TASK BRIEF: Scan each line of the records for the word "document" and extract the ones that have it.

INFORMATION GIVEN:

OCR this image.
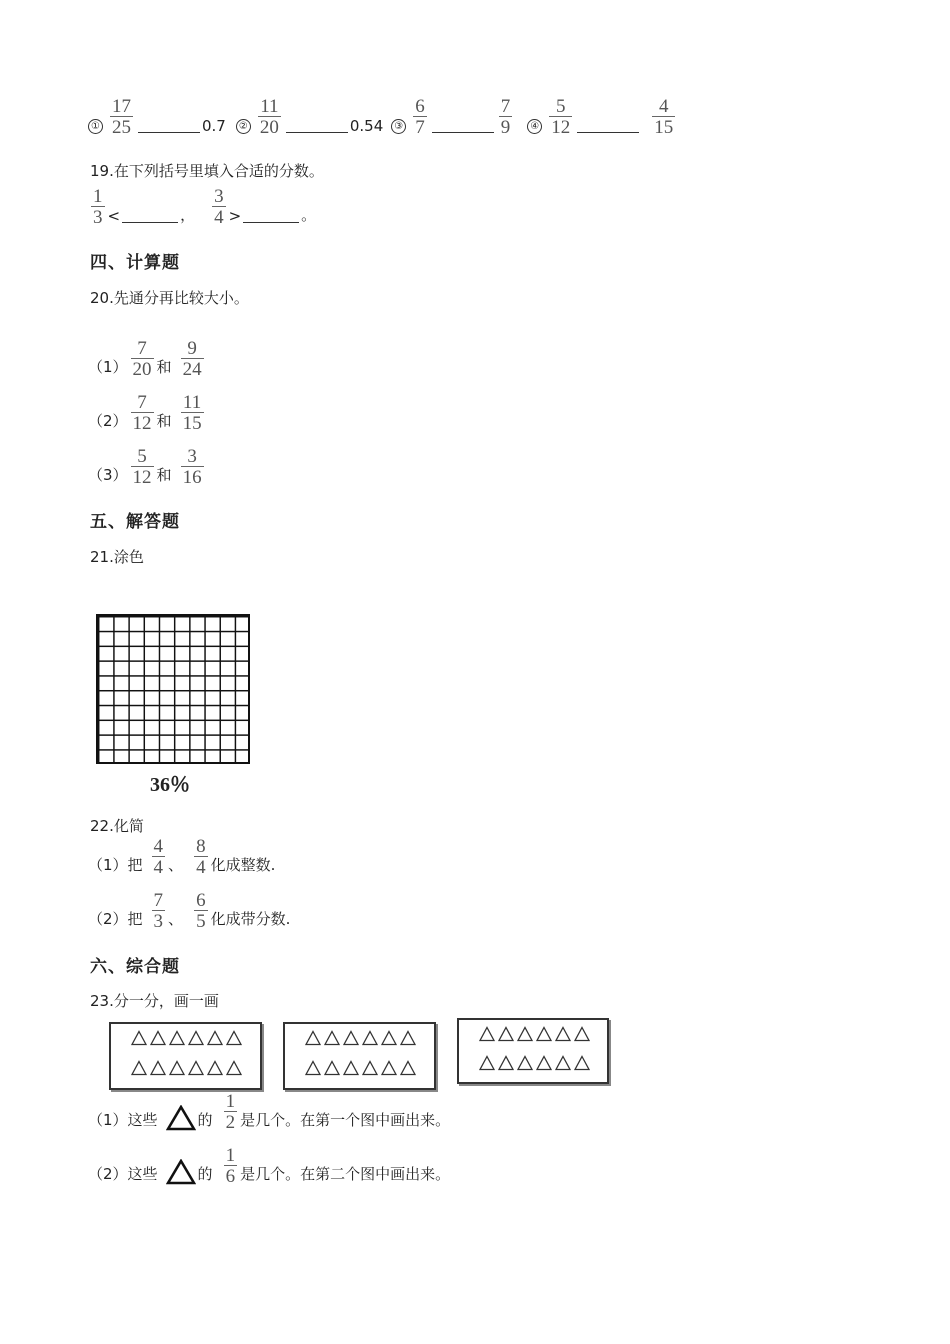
① $\frac{17}{25}$	0.7	② $\frac{11}{20}$	0.54	③ $\frac{6}{7}$	$\frac{7}{9}$	④ $\frac{5}{12}$	$\frac{4}{15}$
19.在下列括号里填入合适的分数。
$\frac{1}{3}$ <	， $\frac{3}{4}$ >	。
四、计算题
20.先通分再比较大小。
$(1) \frac{7}{20}$ 和 $\frac{9}{24}$
$(2) \frac{7}{12}$ 和 $\frac{11}{15}$
$(3) \frac{5}{12}$ 和 $\frac{3}{16}$
五、解答题
21.涂色
36％
22.化简
（1）把 $\frac{4}{4}$ 、 $\frac{8}{4}$ 化成整数.
（2）把 $\frac{7}{3}$ 、 $\frac{6}{5}$ 化成带分数.
六、综合题
23.分一分，画一画
（1）这些	的 $\frac{1}{2}$ 是几个。在第一个图中画出来。
（2）这些	的 $\frac{1}{6}$ 是几个。在第二个图中画出来。
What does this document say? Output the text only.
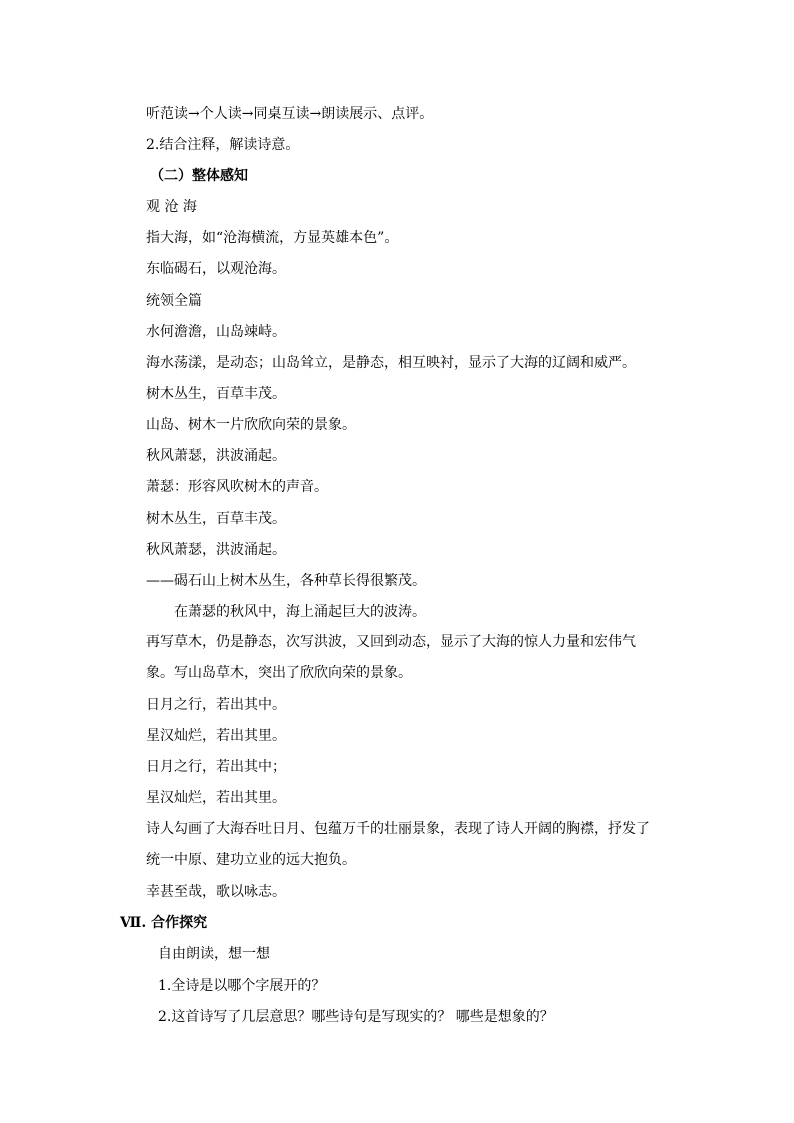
听范读→个人读→同桌互读→朗读展示、点评。
2.结合注释，解读诗意。
（二）整体感知
观 沧 海
指大海，如“沧海横流，方显英雄本色”。
东临碣石，以观沧海。
统领全篇
水何澹澹，山岛竦峙。
海水荡漾，是动态；山岛耸立，是静态，相互映衬，显示了大海的辽阔和威严。
树木丛生，百草丰茂。
山岛、树木一片欣欣向荣的景象。
秋风萧瑟，洪波涌起。
萧瑟：形容风吹树木的声音。
树木丛生，百草丰茂。
秋风萧瑟，洪波涌起。
——碣石山上树木丛生，各种草长得很繁茂。
在萧瑟的秋风中，海上涌起巨大的波涛。
再写草木，仍是静态，次写洪波，又回到动态，显示了大海的惊人力量和宏伟气象。写山岛草木，突出了欣欣向荣的景象。
日月之行，若出其中。
星汉灿烂，若出其里。
日月之行，若出其中；
星汉灿烂，若出其里。
诗人勾画了大海吞吐日月、包蕴万千的壮丽景象，表现了诗人开阔的胸襟，抒发了统一中原、建功立业的远大抱负。
幸甚至哉，歌以咏志。
Ⅶ. 合作探究
自由朗读，想一想
1.全诗是以哪个字展开的？
2.这首诗写了几层意思？哪些诗句是写现实的？ 哪些是想象的？
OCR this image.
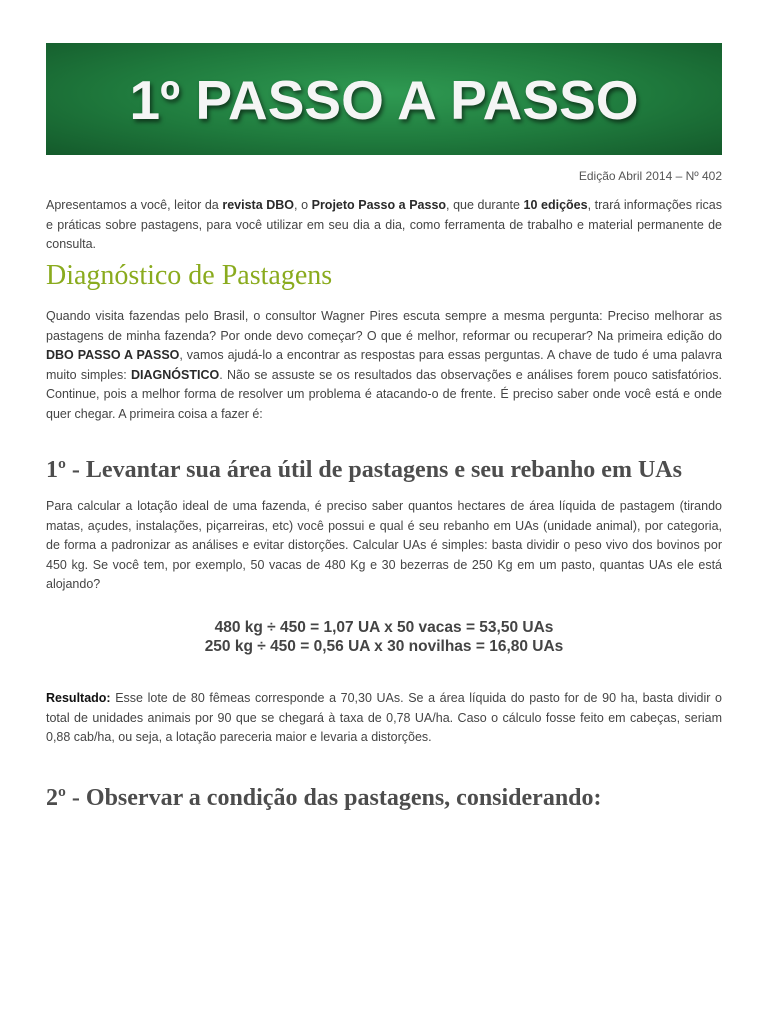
1º PASSO A PASSO
Edição Abril 2014 – Nº 402
Apresentamos a você, leitor da revista DBO, o Projeto Passo a Passo, que durante 10 edições, trará informações ricas e práticas sobre pastagens, para você utilizar em seu dia a dia, como ferramenta de trabalho e material permanente de consulta.
Diagnóstico de Pastagens
Quando visita fazendas pelo Brasil, o consultor Wagner Pires escuta sempre a mesma pergunta: Preciso melhorar as pastagens de minha fazenda? Por onde devo começar? O que é melhor, reformar ou recuperar? Na primeira edição do DBO PASSO A PASSO, vamos ajudá-lo a encontrar as respostas para essas perguntas. A chave de tudo é uma palavra muito simples: DIAGNÓSTICO. Não se assuste se os resultados das observações e análises forem pouco satisfatórios. Continue, pois a melhor forma de resolver um problema é atacando-o de frente. É preciso saber onde você está e onde quer chegar. A primeira coisa a fazer é:
1º - Levantar sua área útil de pastagens e seu rebanho em UAs
Para calcular a lotação ideal de uma fazenda, é preciso saber quantos hectares de área líquida de pastagem (tirando matas, açudes, instalações, piçarreiras, etc) você possui e qual é seu rebanho em UAs (unidade animal), por categoria, de forma a padronizar as análises e evitar distorções. Calcular UAs é simples: basta dividir o peso vivo dos bovinos por 450 kg. Se você tem, por exemplo, 50 vacas de 480 Kg e 30 bezerras de 250 Kg em um pasto, quantas UAs ele está alojando?
480 kg ÷ 450 = 1,07 UA x 50 vacas = 53,50 UAs
250 kg ÷ 450 = 0,56 UA x 30 novilhas = 16,80 UAs
Resultado: Esse lote de 80 fêmeas corresponde a 70,30 UAs. Se a área líquida do pasto for de 90 ha, basta dividir o total de unidades animais por 90 que se chegará à taxa de 0,78 UA/ha. Caso o cálculo fosse feito em cabeças, seriam 0,88 cab/ha, ou seja, a lotação pareceria maior e levaria a distorções.
2º - Observar a condição das pastagens, considerando:
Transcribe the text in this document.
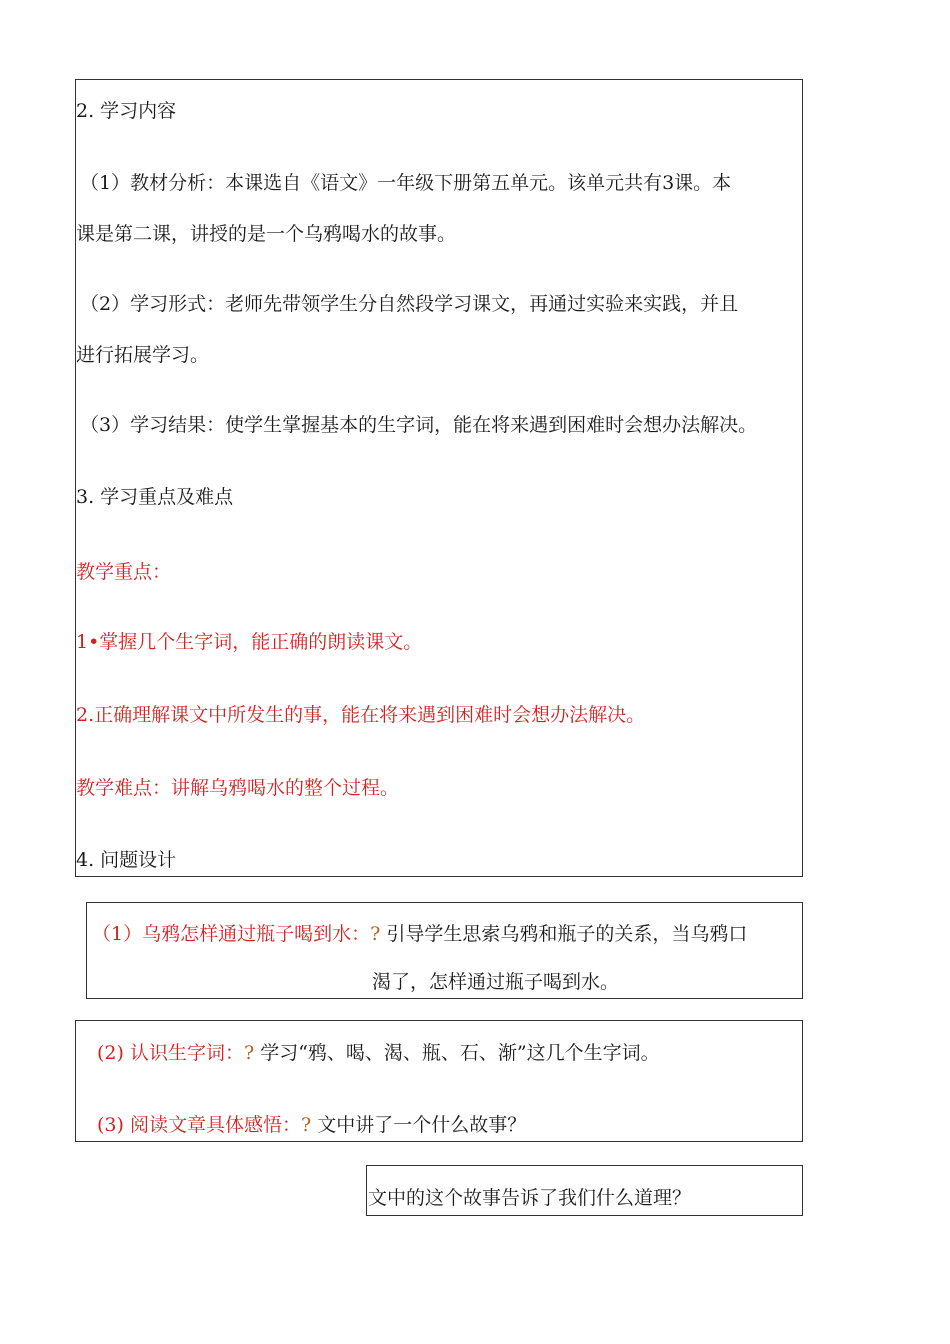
2. 学习内容
（1）教材分析：本课选自《语文》一年级下册第五单元。该单元共有3课。本
课是第二课，讲授的是一个乌鸦喝水的故事。
（2）学习形式：老师先带领学生分自然段学习课文，再通过实验来实践，并且
进行拓展学习。
（3）学习结果：使学生掌握基本的生字词，能在将来遇到困难时会想办法解决。
3. 学习重点及难点
教学重点：
1•掌握几个生字词，能正确的朗读课文。
2.正确理解课文中所发生的事，能在将来遇到困难时会想办法解决。
教学难点：讲解乌鸦喝水的整个过程。
4. 问题设计
（1）乌鸦怎样通过瓶子喝到水：? 引导学生思索乌鸦和瓶子的关系，当乌鸦口
渴了，怎样通过瓶子喝到水。
(2) 认识生字词：? 学习“鸦、喝、渴、瓶、石、渐”这几个生字词。
(3) 阅读文章具体感悟：? 文中讲了一个什么故事？
文中的这个故事告诉了我们什么道理？
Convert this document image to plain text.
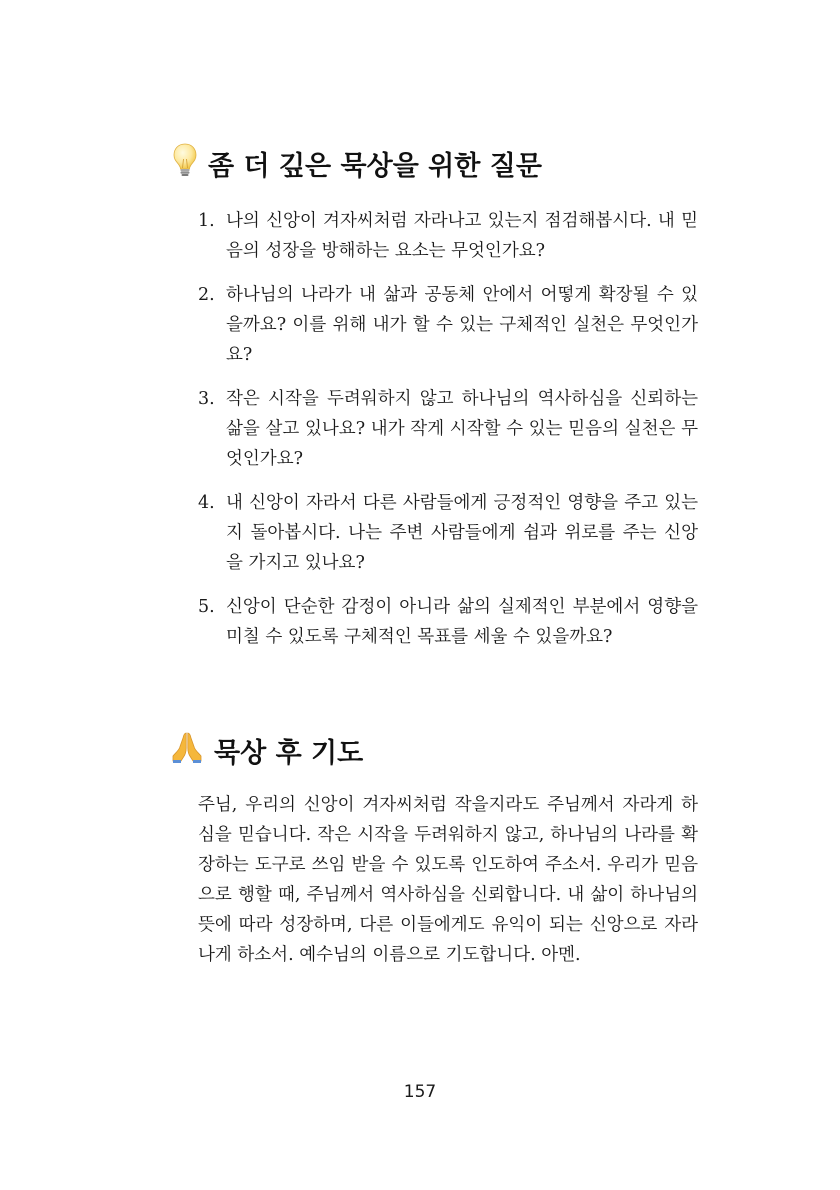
좀 더 깊은 묵상을 위한 질문
1. 나의 신앙이 겨자씨처럼 자라나고 있는지 점검해봅시다. 내 믿음의 성장을 방해하는 요소는 무엇인가요?
2. 하나님의 나라가 내 삶과 공동체 안에서 어떻게 확장될 수 있을까요? 이를 위해 내가 할 수 있는 구체적인 실천은 무엇인가요?
3. 작은 시작을 두려워하지 않고 하나님의 역사하심을 신뢰하는 삶을 살고 있나요? 내가 작게 시작할 수 있는 믿음의 실천은 무엇인가요?
4. 내 신앙이 자라서 다른 사람들에게 긍정적인 영향을 주고 있는지 돌아봅시다. 나는 주변 사람들에게 쉼과 위로를 주는 신앙을 가지고 있나요?
5. 신앙이 단순한 감정이 아니라 삶의 실제적인 부분에서 영향을 미칠 수 있도록 구체적인 목표를 세울 수 있을까요?
묵상 후 기도

주님, 우리의 신앙이 겨자씨처럼 작을지라도 주님께서 자라게 하심을 믿습니다. 작은 시작을 두려워하지 않고, 하나님의 나라를 확장하는 도구로 쓰임 받을 수 있도록 인도하여 주소서. 우리가 믿음으로 행할 때, 주님께서 역사하심을 신뢰합니다. 내 삶이 하나님의 뜻에 따라 성장하며, 다른 이들에게도 유익이 되는 신앙으로 자라나게 하소서. 예수님의 이름으로 기도합니다. 아멘.

157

RESPONSE:
What does this document say? Output the text only.
Transcribe the text in this document.
Convert this document image to plain text.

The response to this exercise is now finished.